▸ Supplied data
________________________

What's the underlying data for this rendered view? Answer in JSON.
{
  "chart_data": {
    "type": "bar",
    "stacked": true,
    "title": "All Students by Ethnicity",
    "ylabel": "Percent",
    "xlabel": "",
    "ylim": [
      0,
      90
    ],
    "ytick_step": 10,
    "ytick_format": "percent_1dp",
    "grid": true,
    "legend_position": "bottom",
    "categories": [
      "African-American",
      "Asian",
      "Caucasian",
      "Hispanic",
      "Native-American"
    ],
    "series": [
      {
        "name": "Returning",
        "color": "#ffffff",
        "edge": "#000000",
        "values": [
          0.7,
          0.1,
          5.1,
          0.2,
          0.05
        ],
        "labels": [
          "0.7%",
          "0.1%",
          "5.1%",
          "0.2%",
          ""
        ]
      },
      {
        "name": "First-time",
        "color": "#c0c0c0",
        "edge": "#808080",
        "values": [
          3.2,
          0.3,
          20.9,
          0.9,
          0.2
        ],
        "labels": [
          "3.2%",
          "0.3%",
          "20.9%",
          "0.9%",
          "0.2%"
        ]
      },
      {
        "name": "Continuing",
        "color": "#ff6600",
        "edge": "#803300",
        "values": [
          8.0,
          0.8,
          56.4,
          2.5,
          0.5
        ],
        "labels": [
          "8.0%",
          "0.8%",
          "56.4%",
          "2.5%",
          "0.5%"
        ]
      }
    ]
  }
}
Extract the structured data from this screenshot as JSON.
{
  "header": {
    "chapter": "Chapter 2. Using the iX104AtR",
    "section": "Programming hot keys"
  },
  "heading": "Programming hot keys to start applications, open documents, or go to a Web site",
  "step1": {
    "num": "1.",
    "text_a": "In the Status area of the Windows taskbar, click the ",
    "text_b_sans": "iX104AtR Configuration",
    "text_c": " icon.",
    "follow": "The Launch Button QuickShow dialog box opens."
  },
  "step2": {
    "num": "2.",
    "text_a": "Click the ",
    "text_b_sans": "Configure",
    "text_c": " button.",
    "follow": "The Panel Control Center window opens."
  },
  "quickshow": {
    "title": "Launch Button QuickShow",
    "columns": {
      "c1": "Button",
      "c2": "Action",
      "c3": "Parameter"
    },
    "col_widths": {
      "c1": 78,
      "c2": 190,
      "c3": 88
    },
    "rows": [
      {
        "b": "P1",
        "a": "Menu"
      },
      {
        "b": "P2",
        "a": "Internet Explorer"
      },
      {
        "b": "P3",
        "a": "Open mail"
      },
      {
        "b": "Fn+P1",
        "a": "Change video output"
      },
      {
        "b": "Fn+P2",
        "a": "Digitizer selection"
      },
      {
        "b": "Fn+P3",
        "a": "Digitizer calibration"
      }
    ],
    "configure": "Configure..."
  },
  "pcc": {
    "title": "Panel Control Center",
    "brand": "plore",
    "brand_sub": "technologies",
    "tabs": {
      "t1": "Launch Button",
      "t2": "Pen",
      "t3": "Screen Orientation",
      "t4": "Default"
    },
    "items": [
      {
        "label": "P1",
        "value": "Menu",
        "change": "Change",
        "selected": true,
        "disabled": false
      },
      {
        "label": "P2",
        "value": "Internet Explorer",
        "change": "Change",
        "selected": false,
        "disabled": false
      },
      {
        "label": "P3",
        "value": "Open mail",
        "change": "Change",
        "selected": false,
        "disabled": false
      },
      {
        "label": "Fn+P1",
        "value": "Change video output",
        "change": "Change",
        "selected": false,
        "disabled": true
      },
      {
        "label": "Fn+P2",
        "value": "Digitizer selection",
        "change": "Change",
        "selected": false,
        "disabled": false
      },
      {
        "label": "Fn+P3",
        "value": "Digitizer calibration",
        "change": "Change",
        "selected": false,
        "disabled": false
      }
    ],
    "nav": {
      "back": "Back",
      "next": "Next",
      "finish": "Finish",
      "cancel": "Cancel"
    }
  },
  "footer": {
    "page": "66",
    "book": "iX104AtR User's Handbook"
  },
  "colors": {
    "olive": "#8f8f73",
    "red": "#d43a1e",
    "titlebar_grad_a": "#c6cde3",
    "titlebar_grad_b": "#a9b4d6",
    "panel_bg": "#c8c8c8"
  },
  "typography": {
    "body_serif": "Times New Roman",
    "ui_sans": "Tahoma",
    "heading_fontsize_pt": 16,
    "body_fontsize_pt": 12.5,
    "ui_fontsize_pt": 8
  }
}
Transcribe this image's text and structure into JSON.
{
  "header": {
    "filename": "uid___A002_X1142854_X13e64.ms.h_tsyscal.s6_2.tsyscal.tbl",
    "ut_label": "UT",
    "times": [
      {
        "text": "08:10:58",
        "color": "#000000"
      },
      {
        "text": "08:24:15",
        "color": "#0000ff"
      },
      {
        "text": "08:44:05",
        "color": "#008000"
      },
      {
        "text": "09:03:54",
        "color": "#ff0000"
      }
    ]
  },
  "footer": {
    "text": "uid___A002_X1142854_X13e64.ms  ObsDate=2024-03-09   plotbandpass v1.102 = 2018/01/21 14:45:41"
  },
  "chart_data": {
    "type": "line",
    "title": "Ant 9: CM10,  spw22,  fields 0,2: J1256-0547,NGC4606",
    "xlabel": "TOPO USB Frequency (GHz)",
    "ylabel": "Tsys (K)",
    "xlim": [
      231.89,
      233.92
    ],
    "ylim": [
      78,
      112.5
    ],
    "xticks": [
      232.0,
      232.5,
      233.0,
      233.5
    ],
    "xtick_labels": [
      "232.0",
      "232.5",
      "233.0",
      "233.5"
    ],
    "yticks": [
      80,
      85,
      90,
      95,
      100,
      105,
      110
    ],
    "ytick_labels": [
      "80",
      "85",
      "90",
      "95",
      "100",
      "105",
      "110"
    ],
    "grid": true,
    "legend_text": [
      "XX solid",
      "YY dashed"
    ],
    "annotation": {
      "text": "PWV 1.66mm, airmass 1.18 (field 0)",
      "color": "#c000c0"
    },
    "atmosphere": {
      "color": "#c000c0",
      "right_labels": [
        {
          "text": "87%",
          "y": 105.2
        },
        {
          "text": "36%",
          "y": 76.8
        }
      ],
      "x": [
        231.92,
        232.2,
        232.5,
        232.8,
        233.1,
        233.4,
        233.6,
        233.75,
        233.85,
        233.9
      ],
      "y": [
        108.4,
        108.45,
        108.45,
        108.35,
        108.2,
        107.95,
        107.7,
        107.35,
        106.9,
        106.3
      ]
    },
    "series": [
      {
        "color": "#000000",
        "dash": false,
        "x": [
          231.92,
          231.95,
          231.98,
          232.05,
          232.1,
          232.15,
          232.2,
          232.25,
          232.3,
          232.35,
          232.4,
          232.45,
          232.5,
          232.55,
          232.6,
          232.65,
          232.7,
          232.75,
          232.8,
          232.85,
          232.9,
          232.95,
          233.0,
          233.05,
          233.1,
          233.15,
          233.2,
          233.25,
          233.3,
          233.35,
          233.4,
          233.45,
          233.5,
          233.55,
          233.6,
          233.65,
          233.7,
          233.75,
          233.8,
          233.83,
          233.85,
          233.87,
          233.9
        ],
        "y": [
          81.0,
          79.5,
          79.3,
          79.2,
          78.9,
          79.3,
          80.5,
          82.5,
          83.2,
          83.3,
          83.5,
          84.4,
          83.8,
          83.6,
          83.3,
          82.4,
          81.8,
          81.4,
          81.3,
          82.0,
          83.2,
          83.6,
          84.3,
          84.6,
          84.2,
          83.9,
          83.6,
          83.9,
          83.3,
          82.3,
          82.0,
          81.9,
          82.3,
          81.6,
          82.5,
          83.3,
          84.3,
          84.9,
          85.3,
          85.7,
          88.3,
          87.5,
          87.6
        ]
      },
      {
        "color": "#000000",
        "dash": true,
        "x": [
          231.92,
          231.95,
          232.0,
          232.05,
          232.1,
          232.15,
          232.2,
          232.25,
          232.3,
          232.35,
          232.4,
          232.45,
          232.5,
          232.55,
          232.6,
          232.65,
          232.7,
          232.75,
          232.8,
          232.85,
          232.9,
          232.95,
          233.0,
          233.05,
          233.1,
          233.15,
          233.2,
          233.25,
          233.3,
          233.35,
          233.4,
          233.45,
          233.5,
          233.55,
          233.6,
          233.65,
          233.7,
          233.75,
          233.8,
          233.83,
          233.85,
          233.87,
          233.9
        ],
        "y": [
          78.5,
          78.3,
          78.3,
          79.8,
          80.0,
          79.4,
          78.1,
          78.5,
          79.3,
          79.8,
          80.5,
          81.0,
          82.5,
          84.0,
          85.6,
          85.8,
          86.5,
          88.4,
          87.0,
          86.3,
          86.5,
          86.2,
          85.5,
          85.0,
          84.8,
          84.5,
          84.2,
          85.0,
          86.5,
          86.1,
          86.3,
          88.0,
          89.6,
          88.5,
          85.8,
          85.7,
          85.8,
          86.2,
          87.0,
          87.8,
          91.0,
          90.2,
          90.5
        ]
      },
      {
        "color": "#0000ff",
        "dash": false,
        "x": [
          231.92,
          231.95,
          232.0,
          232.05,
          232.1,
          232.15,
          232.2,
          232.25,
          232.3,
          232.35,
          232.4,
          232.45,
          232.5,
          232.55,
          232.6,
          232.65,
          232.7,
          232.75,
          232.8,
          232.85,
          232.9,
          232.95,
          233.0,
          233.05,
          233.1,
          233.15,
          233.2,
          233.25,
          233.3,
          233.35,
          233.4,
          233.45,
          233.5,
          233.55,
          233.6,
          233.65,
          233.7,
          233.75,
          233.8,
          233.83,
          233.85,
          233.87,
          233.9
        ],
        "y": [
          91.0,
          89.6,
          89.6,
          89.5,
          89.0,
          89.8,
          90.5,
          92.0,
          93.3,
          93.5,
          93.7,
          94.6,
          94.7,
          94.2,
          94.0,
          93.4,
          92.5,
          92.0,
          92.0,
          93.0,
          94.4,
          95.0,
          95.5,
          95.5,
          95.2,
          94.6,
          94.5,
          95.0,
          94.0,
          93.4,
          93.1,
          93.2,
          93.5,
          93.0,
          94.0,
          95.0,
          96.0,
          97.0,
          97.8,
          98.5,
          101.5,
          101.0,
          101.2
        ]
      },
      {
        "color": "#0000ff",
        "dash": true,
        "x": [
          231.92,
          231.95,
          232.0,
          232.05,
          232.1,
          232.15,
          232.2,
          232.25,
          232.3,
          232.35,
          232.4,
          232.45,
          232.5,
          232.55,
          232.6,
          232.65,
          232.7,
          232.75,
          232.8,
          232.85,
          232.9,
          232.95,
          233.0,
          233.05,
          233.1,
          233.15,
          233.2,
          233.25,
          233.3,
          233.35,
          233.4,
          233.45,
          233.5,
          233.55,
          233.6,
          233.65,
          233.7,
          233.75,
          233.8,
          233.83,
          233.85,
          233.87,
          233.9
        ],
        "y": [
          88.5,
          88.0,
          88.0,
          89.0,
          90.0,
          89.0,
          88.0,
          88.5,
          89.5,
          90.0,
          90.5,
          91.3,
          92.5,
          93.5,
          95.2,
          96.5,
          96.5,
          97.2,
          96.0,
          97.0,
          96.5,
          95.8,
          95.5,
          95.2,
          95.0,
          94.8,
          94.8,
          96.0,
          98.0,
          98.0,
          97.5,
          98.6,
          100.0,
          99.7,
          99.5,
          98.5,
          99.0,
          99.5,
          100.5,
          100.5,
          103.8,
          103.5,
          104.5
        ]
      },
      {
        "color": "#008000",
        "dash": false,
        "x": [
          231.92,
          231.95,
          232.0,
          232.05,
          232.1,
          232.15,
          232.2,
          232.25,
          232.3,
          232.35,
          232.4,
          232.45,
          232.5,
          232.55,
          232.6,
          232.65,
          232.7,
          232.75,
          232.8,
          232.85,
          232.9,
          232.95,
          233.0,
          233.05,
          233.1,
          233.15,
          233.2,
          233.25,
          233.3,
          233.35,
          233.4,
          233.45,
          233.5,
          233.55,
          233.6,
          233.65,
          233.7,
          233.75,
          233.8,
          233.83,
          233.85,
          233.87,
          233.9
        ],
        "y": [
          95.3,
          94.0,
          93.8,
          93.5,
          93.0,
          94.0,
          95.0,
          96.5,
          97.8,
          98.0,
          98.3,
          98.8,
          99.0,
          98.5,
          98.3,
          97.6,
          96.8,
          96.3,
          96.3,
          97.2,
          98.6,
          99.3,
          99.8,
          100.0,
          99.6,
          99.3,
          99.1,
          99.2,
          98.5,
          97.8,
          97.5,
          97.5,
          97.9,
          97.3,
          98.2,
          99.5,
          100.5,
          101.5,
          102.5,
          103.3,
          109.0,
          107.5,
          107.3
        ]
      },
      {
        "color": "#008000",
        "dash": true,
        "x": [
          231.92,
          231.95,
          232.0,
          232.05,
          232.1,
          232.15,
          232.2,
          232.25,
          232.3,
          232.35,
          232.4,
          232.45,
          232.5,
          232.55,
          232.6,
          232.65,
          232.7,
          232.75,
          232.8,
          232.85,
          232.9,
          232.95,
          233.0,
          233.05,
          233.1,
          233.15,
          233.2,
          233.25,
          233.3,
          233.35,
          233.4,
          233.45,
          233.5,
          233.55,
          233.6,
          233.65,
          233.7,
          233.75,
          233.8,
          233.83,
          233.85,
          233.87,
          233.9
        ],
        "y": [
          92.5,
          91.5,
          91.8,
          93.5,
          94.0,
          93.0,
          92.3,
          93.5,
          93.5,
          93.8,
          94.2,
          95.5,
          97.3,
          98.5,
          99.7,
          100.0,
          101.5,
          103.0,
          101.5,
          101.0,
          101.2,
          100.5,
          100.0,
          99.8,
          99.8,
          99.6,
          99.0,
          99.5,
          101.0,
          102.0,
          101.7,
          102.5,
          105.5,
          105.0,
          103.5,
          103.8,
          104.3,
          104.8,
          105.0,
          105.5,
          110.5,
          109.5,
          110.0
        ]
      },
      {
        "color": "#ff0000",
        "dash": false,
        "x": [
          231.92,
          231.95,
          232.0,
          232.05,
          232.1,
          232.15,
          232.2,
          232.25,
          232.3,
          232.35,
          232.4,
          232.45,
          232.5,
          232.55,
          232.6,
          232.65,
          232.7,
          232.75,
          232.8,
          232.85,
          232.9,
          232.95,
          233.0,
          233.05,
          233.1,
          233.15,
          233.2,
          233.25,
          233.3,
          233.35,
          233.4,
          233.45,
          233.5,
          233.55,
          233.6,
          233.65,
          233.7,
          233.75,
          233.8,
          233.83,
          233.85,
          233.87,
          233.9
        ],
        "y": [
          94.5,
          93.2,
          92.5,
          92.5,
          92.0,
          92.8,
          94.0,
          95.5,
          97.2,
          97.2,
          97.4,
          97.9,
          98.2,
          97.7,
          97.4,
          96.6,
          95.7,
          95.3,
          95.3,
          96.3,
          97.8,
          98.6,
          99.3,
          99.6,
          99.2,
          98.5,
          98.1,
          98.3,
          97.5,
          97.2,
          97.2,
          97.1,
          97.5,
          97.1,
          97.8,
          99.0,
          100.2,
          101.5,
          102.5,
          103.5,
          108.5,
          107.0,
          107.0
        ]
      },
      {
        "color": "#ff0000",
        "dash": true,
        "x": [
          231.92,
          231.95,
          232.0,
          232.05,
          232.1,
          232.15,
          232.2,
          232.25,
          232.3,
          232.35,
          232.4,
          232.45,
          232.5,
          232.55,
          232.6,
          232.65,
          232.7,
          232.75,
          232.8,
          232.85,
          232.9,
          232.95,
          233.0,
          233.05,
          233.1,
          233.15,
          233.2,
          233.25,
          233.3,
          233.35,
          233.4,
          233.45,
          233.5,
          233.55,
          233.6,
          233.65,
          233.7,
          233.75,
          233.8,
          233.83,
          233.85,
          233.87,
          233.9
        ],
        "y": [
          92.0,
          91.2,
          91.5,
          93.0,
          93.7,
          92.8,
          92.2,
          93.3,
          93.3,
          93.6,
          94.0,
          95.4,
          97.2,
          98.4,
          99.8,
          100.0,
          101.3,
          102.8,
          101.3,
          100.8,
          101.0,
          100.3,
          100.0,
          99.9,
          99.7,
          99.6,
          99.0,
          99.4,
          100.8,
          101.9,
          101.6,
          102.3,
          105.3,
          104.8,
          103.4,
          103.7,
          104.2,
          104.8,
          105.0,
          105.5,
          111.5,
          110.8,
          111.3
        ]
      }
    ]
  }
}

________________________

▸ Direction
All lines of the data above that include the word "Explorer" must be shown.

▸ Exercise response
        "a": "Internet Explorer"
        "value": "Internet Explorer",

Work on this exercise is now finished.